▶ [What to produce]: Copy out the whole listing exactly as written, leaving the pictures behind.

[Stored data]
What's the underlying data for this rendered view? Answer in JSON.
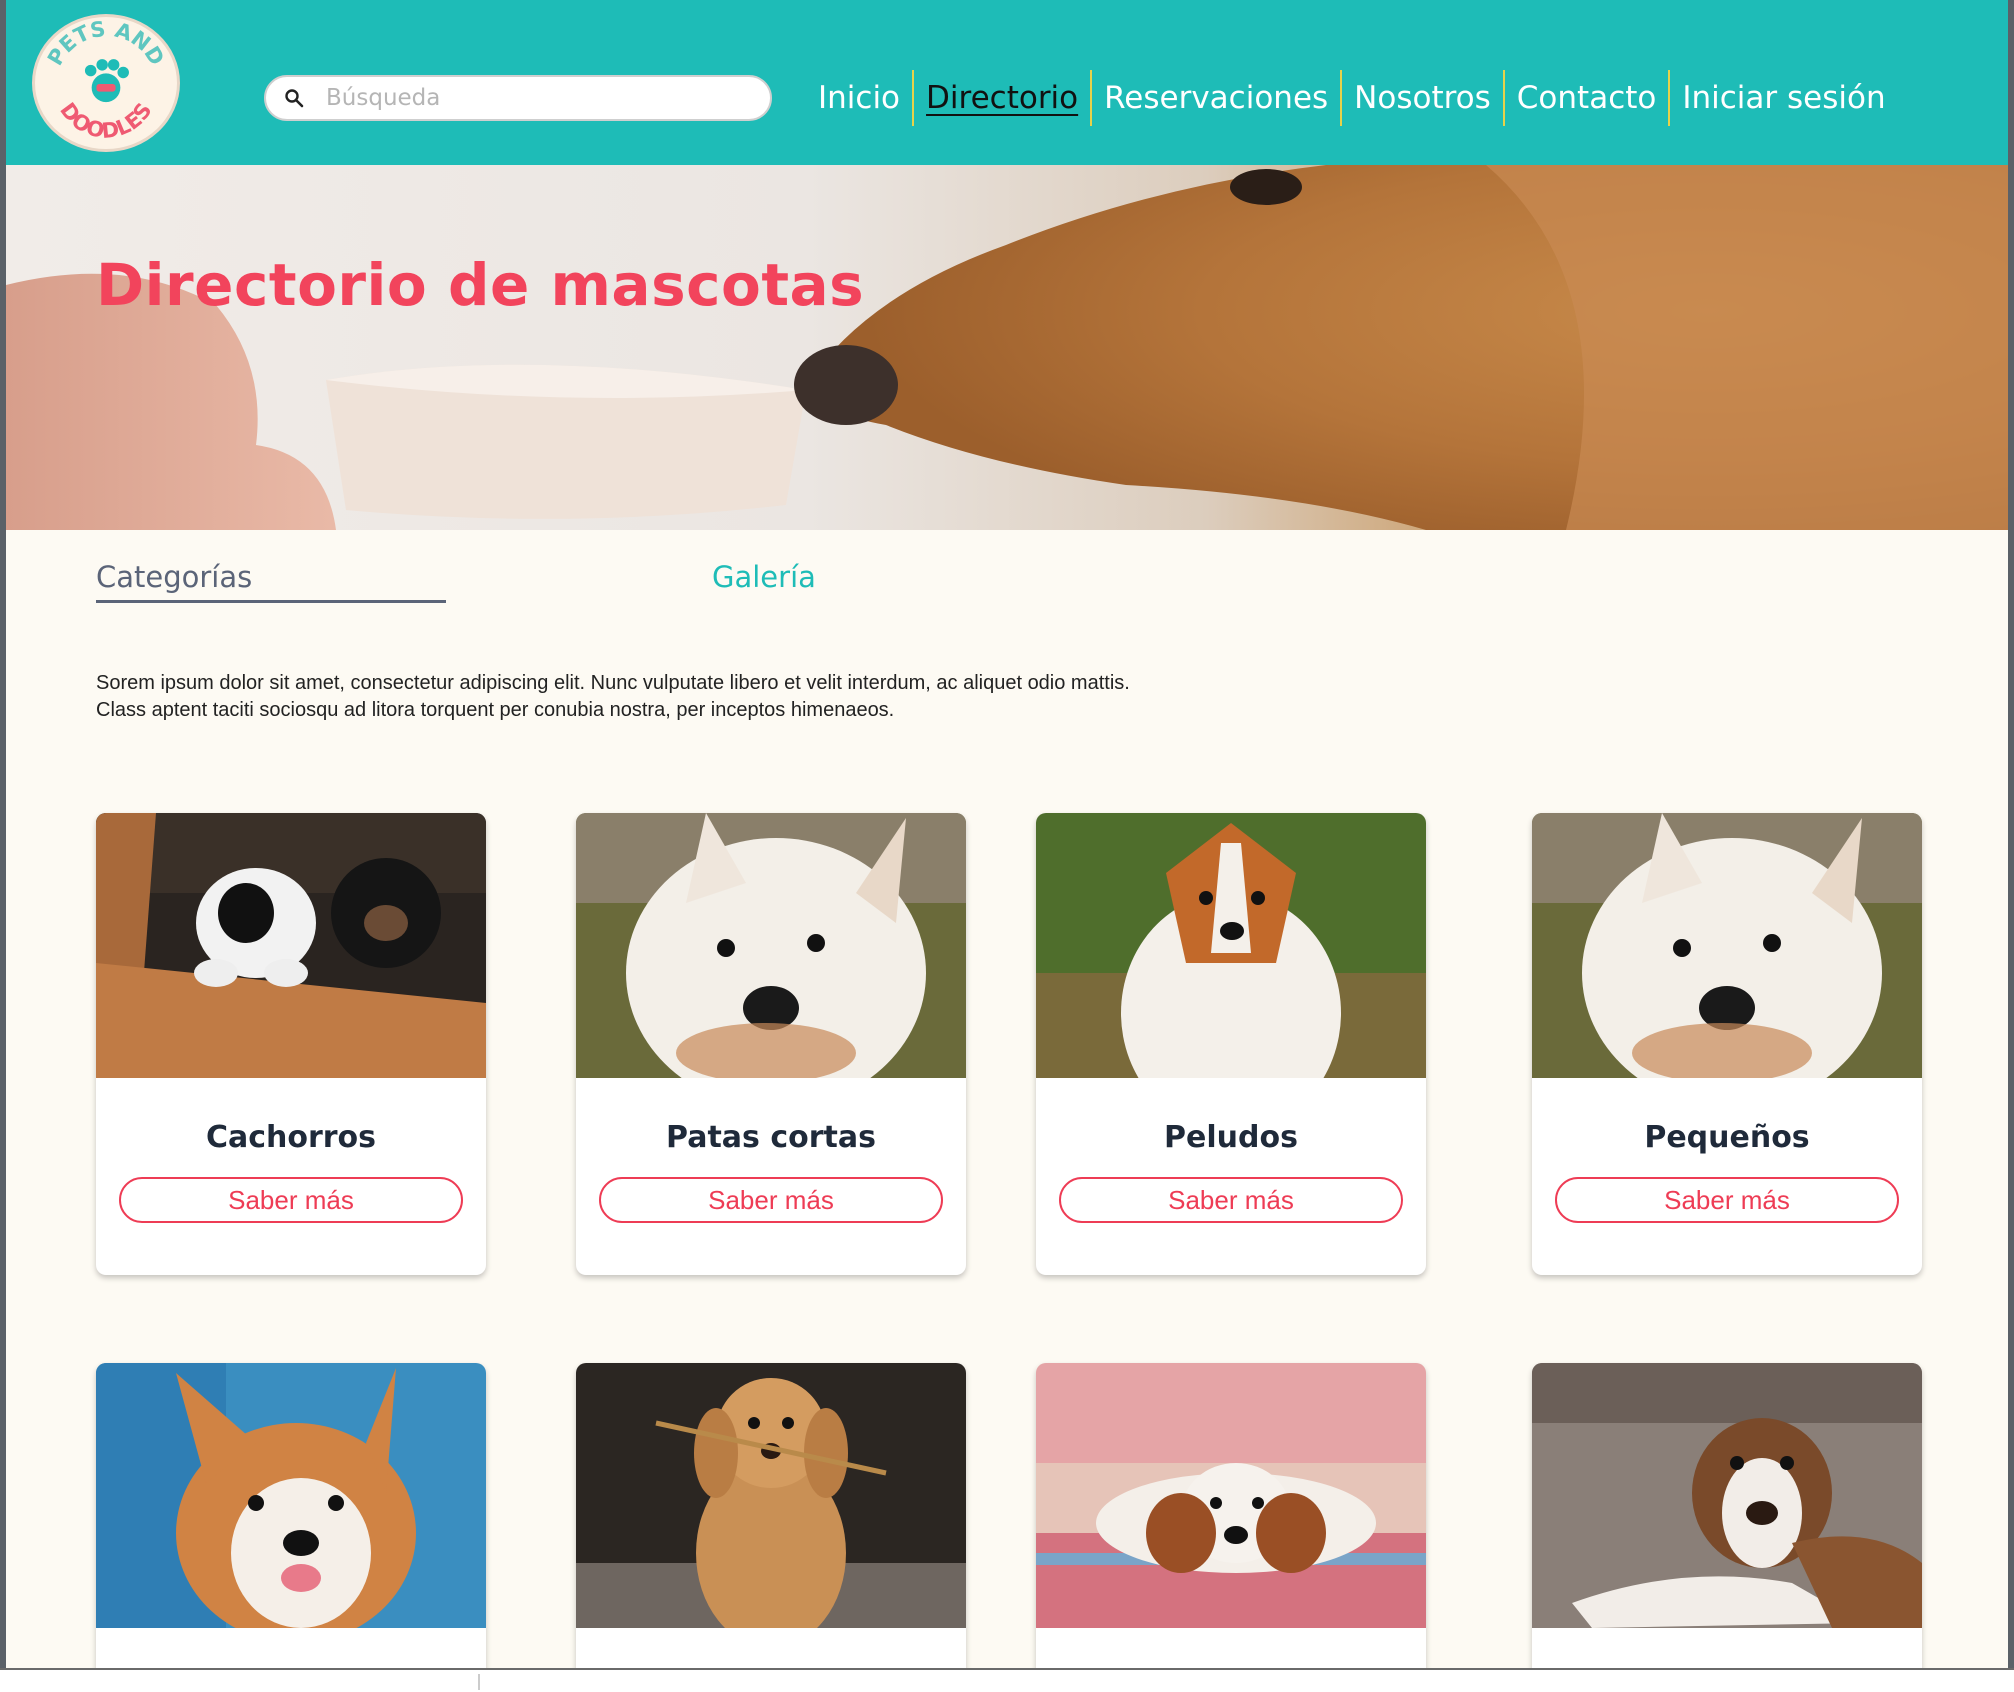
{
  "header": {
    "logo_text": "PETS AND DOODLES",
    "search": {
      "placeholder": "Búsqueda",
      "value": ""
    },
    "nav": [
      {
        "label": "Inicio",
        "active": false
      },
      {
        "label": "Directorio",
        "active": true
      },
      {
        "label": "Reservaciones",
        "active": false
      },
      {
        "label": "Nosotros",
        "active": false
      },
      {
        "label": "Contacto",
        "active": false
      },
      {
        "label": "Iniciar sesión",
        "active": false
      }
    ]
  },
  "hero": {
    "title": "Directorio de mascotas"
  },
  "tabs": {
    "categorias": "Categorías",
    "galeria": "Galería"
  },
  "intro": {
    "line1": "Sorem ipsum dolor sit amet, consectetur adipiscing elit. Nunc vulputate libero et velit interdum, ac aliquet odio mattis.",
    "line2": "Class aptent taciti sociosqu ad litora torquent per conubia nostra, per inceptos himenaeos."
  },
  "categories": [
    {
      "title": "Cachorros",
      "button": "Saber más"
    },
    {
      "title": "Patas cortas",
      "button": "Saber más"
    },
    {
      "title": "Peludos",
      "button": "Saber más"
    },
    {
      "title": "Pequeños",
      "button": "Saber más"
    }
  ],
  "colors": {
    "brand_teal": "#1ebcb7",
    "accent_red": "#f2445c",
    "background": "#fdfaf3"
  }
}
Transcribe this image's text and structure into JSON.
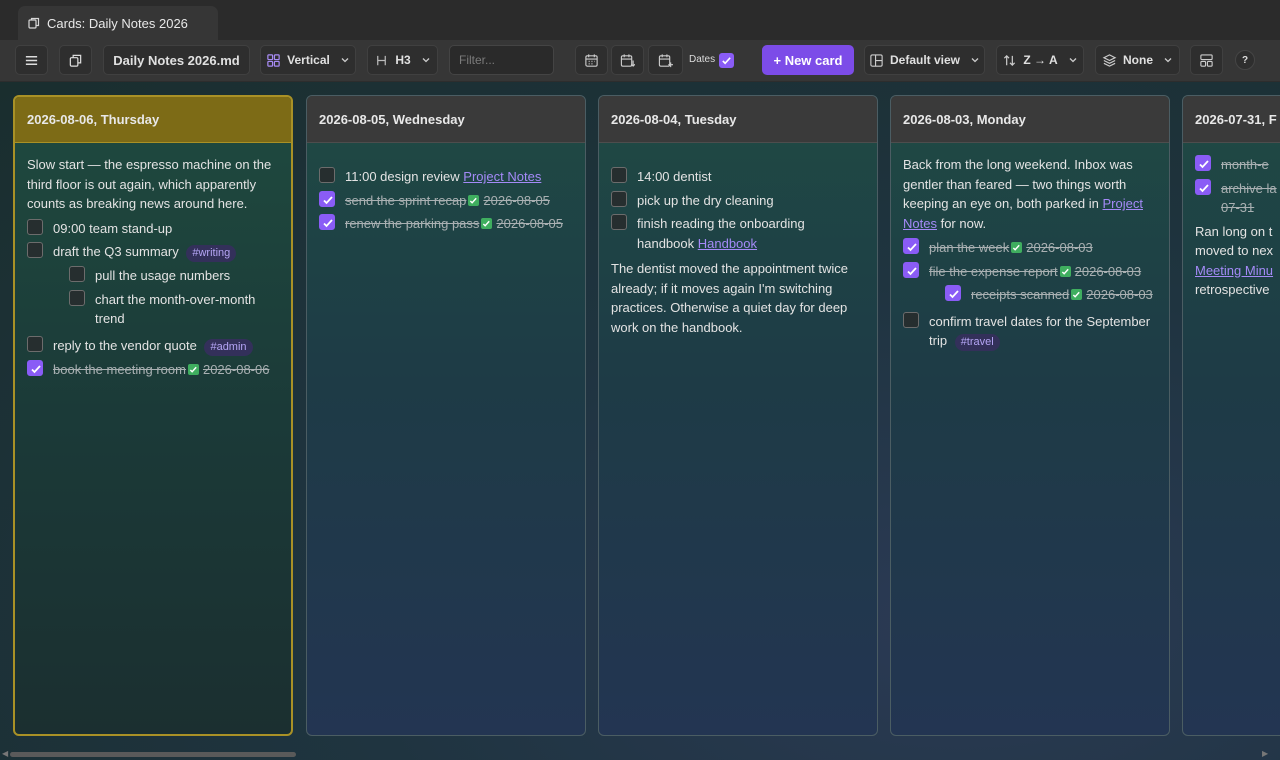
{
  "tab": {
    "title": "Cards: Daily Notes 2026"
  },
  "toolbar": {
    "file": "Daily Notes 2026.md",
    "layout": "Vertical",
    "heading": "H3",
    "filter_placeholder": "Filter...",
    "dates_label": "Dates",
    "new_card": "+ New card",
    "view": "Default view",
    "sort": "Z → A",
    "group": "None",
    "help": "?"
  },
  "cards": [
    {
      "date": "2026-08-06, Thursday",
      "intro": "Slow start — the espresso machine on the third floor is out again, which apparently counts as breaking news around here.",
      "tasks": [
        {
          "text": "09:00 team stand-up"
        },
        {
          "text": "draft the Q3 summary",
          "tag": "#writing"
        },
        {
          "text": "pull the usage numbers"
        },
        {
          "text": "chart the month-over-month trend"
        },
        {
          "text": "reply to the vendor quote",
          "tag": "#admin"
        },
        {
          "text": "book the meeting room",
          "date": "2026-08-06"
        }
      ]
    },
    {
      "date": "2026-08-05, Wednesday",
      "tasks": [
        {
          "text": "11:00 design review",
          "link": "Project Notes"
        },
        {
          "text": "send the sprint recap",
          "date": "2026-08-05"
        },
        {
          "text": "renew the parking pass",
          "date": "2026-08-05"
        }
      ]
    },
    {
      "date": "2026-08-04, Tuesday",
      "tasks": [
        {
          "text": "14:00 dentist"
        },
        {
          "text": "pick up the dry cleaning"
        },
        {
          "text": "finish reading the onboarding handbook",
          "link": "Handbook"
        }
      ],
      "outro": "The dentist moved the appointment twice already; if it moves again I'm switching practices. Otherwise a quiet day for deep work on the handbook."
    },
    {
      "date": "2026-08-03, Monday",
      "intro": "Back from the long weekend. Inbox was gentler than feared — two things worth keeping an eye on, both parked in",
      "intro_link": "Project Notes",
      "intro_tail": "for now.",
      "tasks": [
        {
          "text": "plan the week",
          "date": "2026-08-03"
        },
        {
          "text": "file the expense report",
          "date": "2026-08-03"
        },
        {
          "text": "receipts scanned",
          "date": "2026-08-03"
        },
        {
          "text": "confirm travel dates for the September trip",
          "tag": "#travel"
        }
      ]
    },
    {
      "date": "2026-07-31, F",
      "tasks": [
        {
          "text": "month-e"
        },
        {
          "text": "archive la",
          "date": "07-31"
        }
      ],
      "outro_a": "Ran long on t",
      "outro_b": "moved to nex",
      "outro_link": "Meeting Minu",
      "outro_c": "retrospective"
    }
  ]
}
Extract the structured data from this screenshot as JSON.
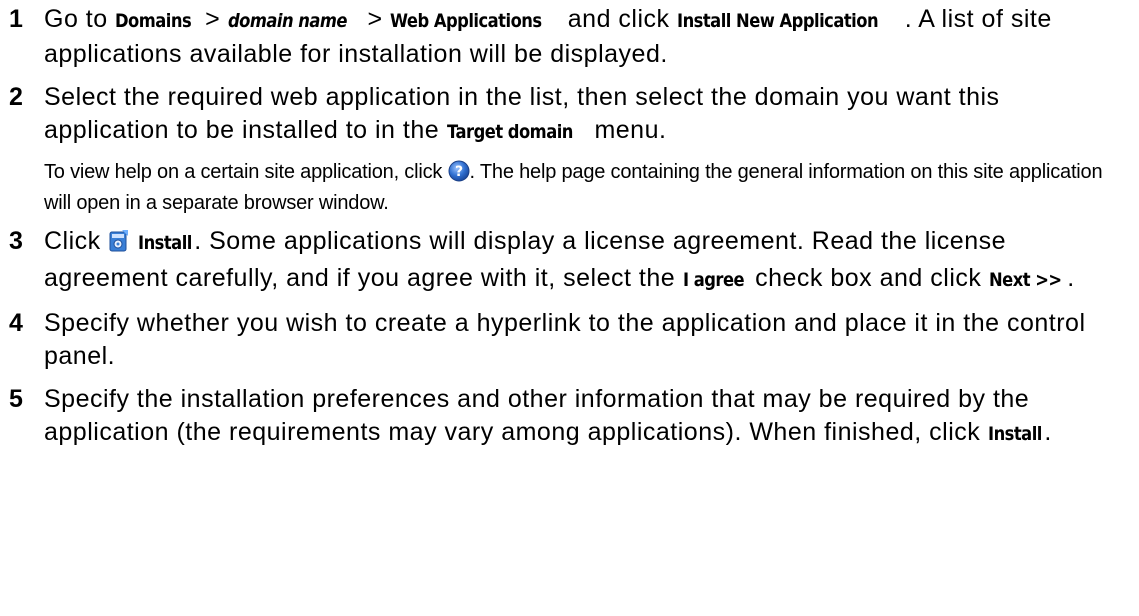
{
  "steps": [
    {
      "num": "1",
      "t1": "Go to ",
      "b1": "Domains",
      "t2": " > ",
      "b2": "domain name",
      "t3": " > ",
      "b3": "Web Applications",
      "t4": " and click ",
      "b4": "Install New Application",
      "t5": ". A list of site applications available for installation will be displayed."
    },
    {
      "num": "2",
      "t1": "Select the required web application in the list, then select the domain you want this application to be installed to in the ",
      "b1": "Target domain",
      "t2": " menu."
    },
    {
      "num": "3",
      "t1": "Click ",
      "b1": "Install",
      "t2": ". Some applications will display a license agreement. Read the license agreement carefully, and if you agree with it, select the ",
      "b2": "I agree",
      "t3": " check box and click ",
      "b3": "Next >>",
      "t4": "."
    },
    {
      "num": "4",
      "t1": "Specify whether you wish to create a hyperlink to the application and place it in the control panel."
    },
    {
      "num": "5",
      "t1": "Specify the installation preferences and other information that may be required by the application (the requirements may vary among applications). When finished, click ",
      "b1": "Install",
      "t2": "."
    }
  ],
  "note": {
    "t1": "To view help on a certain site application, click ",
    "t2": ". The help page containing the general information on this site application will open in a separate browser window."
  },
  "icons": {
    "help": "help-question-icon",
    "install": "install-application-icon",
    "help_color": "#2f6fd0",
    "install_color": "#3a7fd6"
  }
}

▶ [Reply to the task]:
What's the underlying data for this rendered view? Answer in JSON.
{
  "header": {
    "logo_text": "PETS AND DOODLES",
    "search": {
      "placeholder": "Búsqueda",
      "value": ""
    },
    "nav": [
      {
        "label": "Inicio",
        "active": false
      },
      {
        "label": "Directorio",
        "active": true
      },
      {
        "label": "Reservaciones",
        "active": false
      },
      {
        "label": "Nosotros",
        "active": false
      },
      {
        "label": "Contacto",
        "active": false
      },
      {
        "label": "Iniciar sesión",
        "active": false
      }
    ]
  },
  "hero": {
    "title": "Directorio de mascotas"
  },
  "tabs": {
    "categorias": "Categorías",
    "galeria": "Galería"
  },
  "intro": {
    "line1": "Sorem ipsum dolor sit amet, consectetur adipiscing elit. Nunc vulputate libero et velit interdum, ac aliquet odio mattis.",
    "line2": "Class aptent taciti sociosqu ad litora torquent per conubia nostra, per inceptos himenaeos."
  },
  "categories": [
    {
      "title": "Cachorros",
      "button": "Saber más"
    },
    {
      "title": "Patas cortas",
      "button": "Saber más"
    },
    {
      "title": "Peludos",
      "button": "Saber más"
    },
    {
      "title": "Pequeños",
      "button": "Saber más"
    }
  ],
  "colors": {
    "brand_teal": "#1ebcb7",
    "accent_red": "#f2445c",
    "background": "#fdfaf3"
  }
}
Transcribe this image's text and structure into JSON.
{
  "tab": {
    "title": "Cards: Daily Notes 2026"
  },
  "toolbar": {
    "file": "Daily Notes 2026.md",
    "layout": "Vertical",
    "heading": "H3",
    "filter_placeholder": "Filter...",
    "dates_label": "Dates",
    "new_card": "+ New card",
    "view": "Default view",
    "sort": "Z → A",
    "group": "None",
    "help": "?"
  },
  "cards": [
    {
      "date": "2026-08-06, Thursday",
      "intro": "Slow start — the espresso machine on the third floor is out again, which apparently counts as breaking news around here.",
      "tasks": [
        {
          "text": "09:00 team stand-up"
        },
        {
          "text": "draft the Q3 summary",
          "tag": "#writing"
        },
        {
          "text": "pull the usage numbers"
        },
        {
          "text": "chart the month-over-month trend"
        },
        {
          "text": "reply to the vendor quote",
          "tag": "#admin"
        },
        {
          "text": "book the meeting room",
          "date": "2026-08-06"
        }
      ]
    },
    {
      "date": "2026-08-05, Wednesday",
      "tasks": [
        {
          "text": "11:00 design review",
          "link": "Project Notes"
        },
        {
          "text": "send the sprint recap",
          "date": "2026-08-05"
        },
        {
          "text": "renew the parking pass",
          "date": "2026-08-05"
        }
      ]
    },
    {
      "date": "2026-08-04, Tuesday",
      "tasks": [
        {
          "text": "14:00 dentist"
        },
        {
          "text": "pick up the dry cleaning"
        },
        {
          "text": "finish reading the onboarding handbook",
          "link": "Handbook"
        }
      ],
      "outro": "The dentist moved the appointment twice already; if it moves again I'm switching practices. Otherwise a quiet day for deep work on the handbook."
    },
    {
      "date": "2026-08-03, Monday",
      "intro": "Back from the long weekend. Inbox was gentler than feared — two things worth keeping an eye on, both parked in",
      "intro_link": "Project Notes",
      "intro_tail": "for now.",
      "tasks": [
        {
          "text": "plan the week",
          "date": "2026-08-03"
        },
        {
          "text": "file the expense report",
          "date": "2026-08-03"
        },
        {
          "text": "receipts scanned",
          "date": "2026-08-03"
        },
        {
          "text": "confirm travel dates for the September trip",
          "tag": "#travel"
        }
      ]
    },
    {
      "date": "2026-07-31, F",
      "tasks": [
        {
          "text": "month-e"
        },
        {
          "text": "archive la",
          "date": "07-31"
        }
      ],
      "outro_a": "Ran long on t",
      "outro_b": "moved to nex",
      "outro_link": "Meeting Minu",
      "outro_c": "retrospective"
    }
  ]
}
Extract the structured data from this screenshot as JSON.
{
  "steps": [
    {
      "num": "1",
      "t1": "Go to ",
      "b1": "Domains",
      "t2": " > ",
      "b2": "domain name",
      "t3": " > ",
      "b3": "Web Applications",
      "t4": " and click ",
      "b4": "Install New Application",
      "t5": ". A list of site applications available for installation will be displayed."
    },
    {
      "num": "2",
      "t1": "Select the required web application in the list, then select the domain you want this application to be installed to in the ",
      "b1": "Target domain",
      "t2": " menu."
    },
    {
      "num": "3",
      "t1": "Click ",
      "b1": "Install",
      "t2": ". Some applications will display a license agreement. Read the license agreement carefully, and if you agree with it, select the ",
      "b2": "I agree",
      "t3": " check box and click ",
      "b3": "Next >>",
      "t4": "."
    },
    {
      "num": "4",
      "t1": "Specify whether you wish to create a hyperlink to the application and place it in the control panel."
    },
    {
      "num": "5",
      "t1": "Specify the installation preferences and other information that may be required by the application (the requirements may vary among applications). When finished, click ",
      "b1": "Install",
      "t2": "."
    }
  ],
  "note": {
    "t1": "To view help on a certain site application, click ",
    "t2": ". The help page containing the general information on this site application will open in a separate browser window."
  },
  "icons": {
    "help": "help-question-icon",
    "install": "install-application-icon",
    "help_color": "#2f6fd0",
    "install_color": "#3a7fd6"
  }
}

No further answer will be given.